** begin **

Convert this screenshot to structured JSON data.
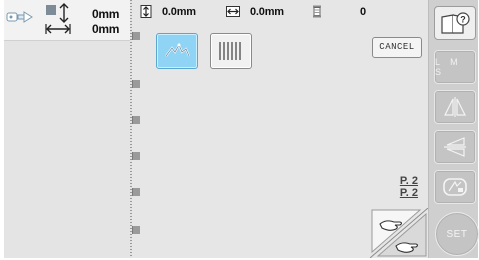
{
  "size_info": {
    "width_value": "0mm",
    "height_value": "0mm"
  },
  "top_bar": {
    "vertical_value": "0.0mm",
    "horizontal_value": "0.0mm",
    "thread_count": "0"
  },
  "buttons": {
    "cancel_label": "CANCEL",
    "side_button_label": "L M S",
    "set_label": "SET"
  },
  "pagination": {
    "current": "P. 2",
    "total": "P. 2"
  },
  "icons": {
    "preview": "machine-preview-icon",
    "size": "size-arrows-icon",
    "height": "vertical-arrows-icon",
    "width": "horizontal-arrows-icon",
    "thread": "thread-spool-icon",
    "stitch_pattern": "stitch-pattern-icon",
    "straight_stitch": "straight-stitch-icon",
    "help": "help-book-icon",
    "mirror": "mirror-horizontal-icon",
    "rotate": "rotate-icon",
    "density": "density-icon",
    "page_flip": "page-flip-hand-icon"
  },
  "colors": {
    "active_button": "#8fd3f5",
    "background": "#e3e3e3"
  }
}
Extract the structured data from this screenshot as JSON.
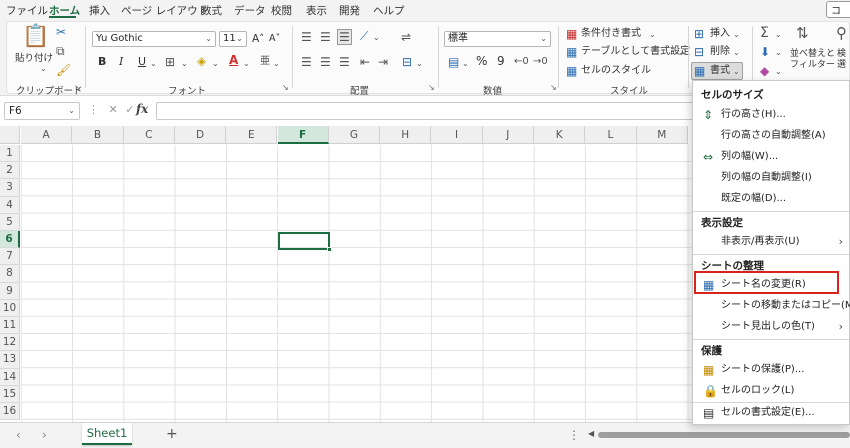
{
  "tabs": [
    "ファイル",
    "ホーム",
    "挿入",
    "ページ レイアウト",
    "数式",
    "データ",
    "校閲",
    "表示",
    "開発",
    "ヘルプ"
  ],
  "top_right_label": "コ",
  "ribbon": {
    "clipboard": {
      "paste_label": "貼り付け",
      "group_label": "クリップボード"
    },
    "font": {
      "font_name": "Yu Gothic",
      "font_size": "11",
      "grow": "A˄",
      "shrink": "A˅",
      "bold": "B",
      "italic": "I",
      "underline": "U",
      "group_label": "フォント"
    },
    "alignment": {
      "group_label": "配置"
    },
    "number": {
      "format": "標準",
      "percent": "%",
      "comma": "9",
      "group_label": "数値"
    },
    "styles": {
      "conditional": "条件付き書式",
      "table": "テーブルとして書式設定",
      "cell_styles": "セルのスタイル",
      "group_label": "スタイル"
    },
    "cells": {
      "insert": "挿入",
      "delete": "削除",
      "format": "書式"
    },
    "editing": {
      "sort_filter_1": "並べ替えと",
      "sort_filter_2": "フィルター",
      "find_1": "検",
      "find_2": "選"
    }
  },
  "formula_bar": {
    "cell_ref": "F6",
    "fx": "fx"
  },
  "grid": {
    "columns": [
      "A",
      "B",
      "C",
      "D",
      "E",
      "F",
      "G",
      "H",
      "I",
      "J",
      "K",
      "L",
      "M"
    ],
    "rows": [
      "1",
      "2",
      "3",
      "4",
      "5",
      "6",
      "7",
      "8",
      "9",
      "10",
      "11",
      "12",
      "13",
      "14",
      "15",
      "16"
    ],
    "selected_column": "F",
    "selected_row": "6"
  },
  "sheets": {
    "active": "Sheet1",
    "add": "+"
  },
  "menu": {
    "sections": [
      {
        "header": "セルのサイズ"
      },
      {
        "header": "表示設定"
      },
      {
        "header": "シートの整理"
      },
      {
        "header": "保護"
      }
    ],
    "items": {
      "row_height": "行の高さ(H)...",
      "autofit_row": "行の高さの自動調整(A)",
      "col_width": "列の幅(W)...",
      "autofit_col": "列の幅の自動調整(I)",
      "default_width": "既定の幅(D)...",
      "hide_unhide": "非表示/再表示(U)",
      "rename_sheet": "シート名の変更(R)",
      "move_copy": "シートの移動またはコピー(M)...",
      "tab_color": "シート見出しの色(T)",
      "protect_sheet": "シートの保護(P)...",
      "lock_cell": "セルのロック(L)",
      "format_cells": "セルの書式設定(E)..."
    }
  }
}
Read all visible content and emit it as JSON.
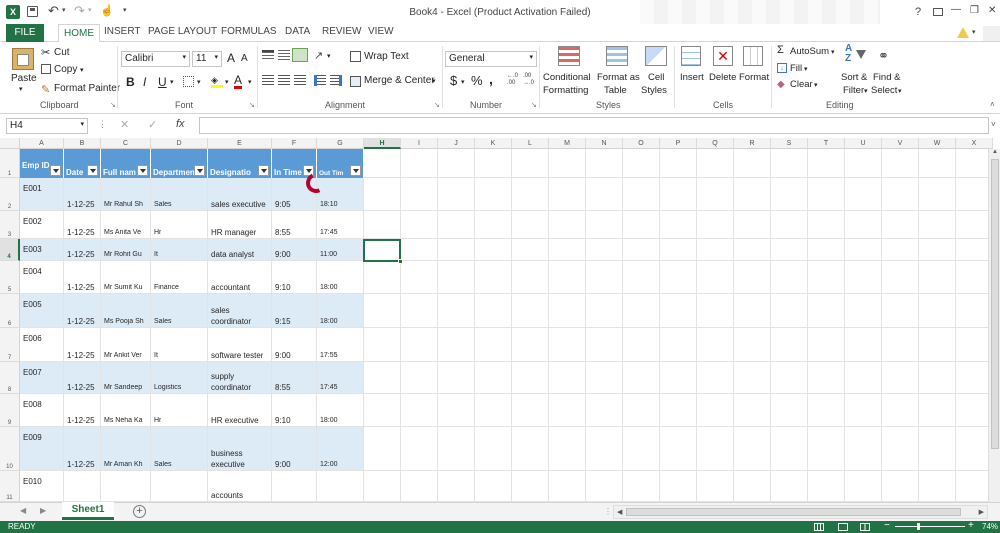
{
  "window": {
    "title": "Book4 - Excel (Product Activation Failed)",
    "help": "?",
    "minimize": "—",
    "restore": "❐",
    "close": "✕"
  },
  "ribbon_tabs": [
    {
      "label": "FILE"
    },
    {
      "label": "HOME"
    },
    {
      "label": "INSERT"
    },
    {
      "label": "PAGE LAYOUT"
    },
    {
      "label": "FORMULAS"
    },
    {
      "label": "DATA"
    },
    {
      "label": "REVIEW"
    },
    {
      "label": "VIEW"
    }
  ],
  "clipboard": {
    "paste": "Paste",
    "cut": "Cut",
    "copy": "Copy",
    "format_painter": "Format Painter",
    "group": "Clipboard"
  },
  "font": {
    "name": "Calibri",
    "size": "11",
    "grow": "A",
    "shrink": "A",
    "bold": "B",
    "italic": "I",
    "underline": "U",
    "font_color_letter": "A",
    "group": "Font"
  },
  "alignment": {
    "wrap": "Wrap Text",
    "merge": "Merge & Center",
    "group": "Alignment"
  },
  "number": {
    "format": "General",
    "currency": "$",
    "percent": "%",
    "comma": ",",
    "group": "Number"
  },
  "styles": {
    "conditional_1": "Conditional",
    "conditional_2": "Formatting",
    "format_table_1": "Format as",
    "format_table_2": "Table",
    "cell_styles_1": "Cell",
    "cell_styles_2": "Styles",
    "group": "Styles"
  },
  "cells": {
    "insert": "Insert",
    "delete": "Delete",
    "format": "Format",
    "group": "Cells"
  },
  "editing": {
    "autosum": "AutoSum",
    "fill": "Fill",
    "clear": "Clear",
    "sort_1": "Sort &",
    "sort_2": "Filter",
    "find_1": "Find &",
    "find_2": "Select",
    "group": "Editing"
  },
  "formula_bar": {
    "name_box": "H4",
    "fx": "fx",
    "value": ""
  },
  "columns": [
    "A",
    "B",
    "C",
    "D",
    "E",
    "F",
    "G",
    "H",
    "I",
    "J",
    "K",
    "L",
    "M",
    "N",
    "O",
    "P",
    "Q",
    "R",
    "S",
    "T",
    "U",
    "V",
    "W",
    "X"
  ],
  "header_row": {
    "row_number": "1",
    "cells": [
      "Emp ID",
      "Date",
      "Full nam",
      "Departmen",
      "Designatio",
      "In Time",
      "Out Tim"
    ]
  },
  "rows": [
    {
      "num": "2",
      "emp": "E001",
      "date": "1-12-25",
      "name": "Mr  Rahul  Sh",
      "dept": "Sales",
      "desig": [
        "sales executive"
      ],
      "in": "9:05",
      "out": "18:10"
    },
    {
      "num": "3",
      "emp": "E002",
      "date": "1-12-25",
      "name": "Ms  Anita  Ve",
      "dept": "Hr",
      "desig": [
        "HR manager"
      ],
      "in": "8:55",
      "out": "17:45"
    },
    {
      "num": "4",
      "emp": "E003",
      "date": "1-12-25",
      "name": "Mr  Rohit  Gu",
      "dept": "It",
      "desig": [
        "data analyst"
      ],
      "in": "9:00",
      "out": "11:00"
    },
    {
      "num": "5",
      "emp": "E004",
      "date": "1-12-25",
      "name": "Mr  Sumit  Ku",
      "dept": "Finance",
      "desig": [
        "accountant"
      ],
      "in": "9:10",
      "out": "18:00"
    },
    {
      "num": "6",
      "emp": "E005",
      "date": "1-12-25",
      "name": "Ms  Pooja  Sh",
      "dept": "Sales",
      "desig": [
        "sales",
        "coordinator"
      ],
      "in": "9:15",
      "out": "18:00"
    },
    {
      "num": "7",
      "emp": "E006",
      "date": "1-12-25",
      "name": "Mr  Ankit  Ver",
      "dept": "It",
      "desig": [
        "software tester"
      ],
      "in": "9:00",
      "out": "17:55"
    },
    {
      "num": "8",
      "emp": "E007",
      "date": "1-12-25",
      "name": "Mr  Sandeep",
      "dept": "Logistics",
      "desig": [
        "supply",
        "coordinator"
      ],
      "in": "8:55",
      "out": "17:45"
    },
    {
      "num": "9",
      "emp": "E008",
      "date": "1-12-25",
      "name": "Ms  Neha  Ka",
      "dept": "Hr",
      "desig": [
        "HR executive"
      ],
      "in": "9:10",
      "out": "18:00"
    },
    {
      "num": "10",
      "emp": "E009",
      "date": "1-12-25",
      "name": "Mr  Aman  Kh",
      "dept": "Sales",
      "desig": [
        "business",
        "executive"
      ],
      "in": "9:00",
      "out": "12:00"
    },
    {
      "num": "11",
      "emp": "E010",
      "date": "",
      "name": "",
      "dept": "",
      "desig": [
        "accounts"
      ],
      "in": "",
      "out": ""
    }
  ],
  "sheet_tab": "Sheet1",
  "status": {
    "ready": "READY",
    "zoom": "74%"
  },
  "colors": {
    "excel_green": "#217346",
    "header_blue": "#5b9bd5",
    "band_blue": "#ddebf7"
  }
}
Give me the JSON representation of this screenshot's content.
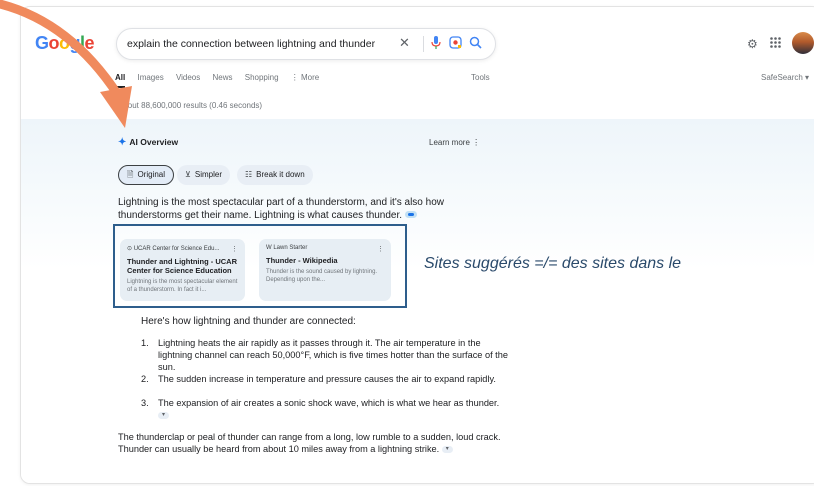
{
  "search": {
    "logo_letters": [
      "G",
      "o",
      "o",
      "g",
      "l",
      "e"
    ],
    "query": "explain the connection between lightning and thunder",
    "clear_icon": "close-icon",
    "mic_icon": "microphone-icon",
    "lens_icon": "lens-icon",
    "search_icon": "search-icon"
  },
  "header_icons": {
    "settings": "gear-icon",
    "apps": "apps-grid-icon",
    "avatar": "avatar"
  },
  "tabs": [
    {
      "label": "All"
    },
    {
      "label": "Images"
    },
    {
      "label": "Videos"
    },
    {
      "label": "News"
    },
    {
      "label": "Shopping"
    },
    {
      "label": "⋮ More"
    }
  ],
  "tools_label": "Tools",
  "safesearch_label": "SafeSearch ▾",
  "result_stats": "About 88,600,000 results (0.46 seconds)",
  "ai_overview": {
    "title": "AI Overview",
    "learn_more": "Learn more ⋮",
    "chips": [
      {
        "icon": "🗎",
        "label": "Original"
      },
      {
        "icon": "⊻",
        "label": "Simpler"
      },
      {
        "icon": "☷",
        "label": "Break it down"
      }
    ],
    "intro": "Lightning is the most spectacular part of a thunderstorm, and it's also how thunderstorms get their name. Lightning is what causes thunder.",
    "sources": [
      {
        "site": "UCAR Center for Science Edu...",
        "title": "Thunder and Lightning - UCAR Center for Science Education",
        "desc": "Lightning is the most spectacular element of a thunderstorm. In fact it i..."
      },
      {
        "site": "W Lawn Starter",
        "title": "Thunder - Wikipedia",
        "desc": "Thunder is the sound caused by lightning. Depending upon the..."
      }
    ],
    "how_heading": "Here's how lightning and thunder are connected:",
    "steps": [
      "Lightning heats the air rapidly as it passes through it. The air temperature in the lightning channel can reach 50,000°F, which is five times hotter than the surface of the sun.",
      "The sudden increase in temperature and pressure causes the air to expand rapidly.",
      "The expansion of air creates a sonic shock wave, which is what we hear as thunder."
    ],
    "closing": "The thunderclap or peal of thunder can range from a long, low rumble to a sudden, loud crack. Thunder can usually be heard from about 10 miles away from a lightning strike."
  },
  "annotation": "Sites suggérés =/= des sites dans le",
  "colors": {
    "arrow": "#f08a5d",
    "highlight_box": "#2e5e8c",
    "annotation_text": "#2a4a6b"
  }
}
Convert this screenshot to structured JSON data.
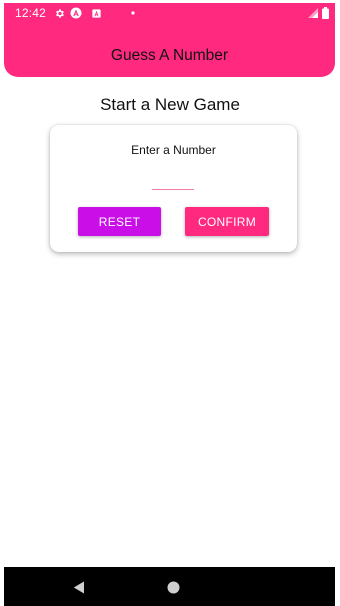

** end **

Find each line holding the string "this" and copy it out.

SOLUTION BELOW:
Convert this screenshot to structured JSON data.
Extract the structured data from this screenshot as JSON.
Give me the JSON representation of this screenshot's content.
Convert this screenshot to structured JSON data.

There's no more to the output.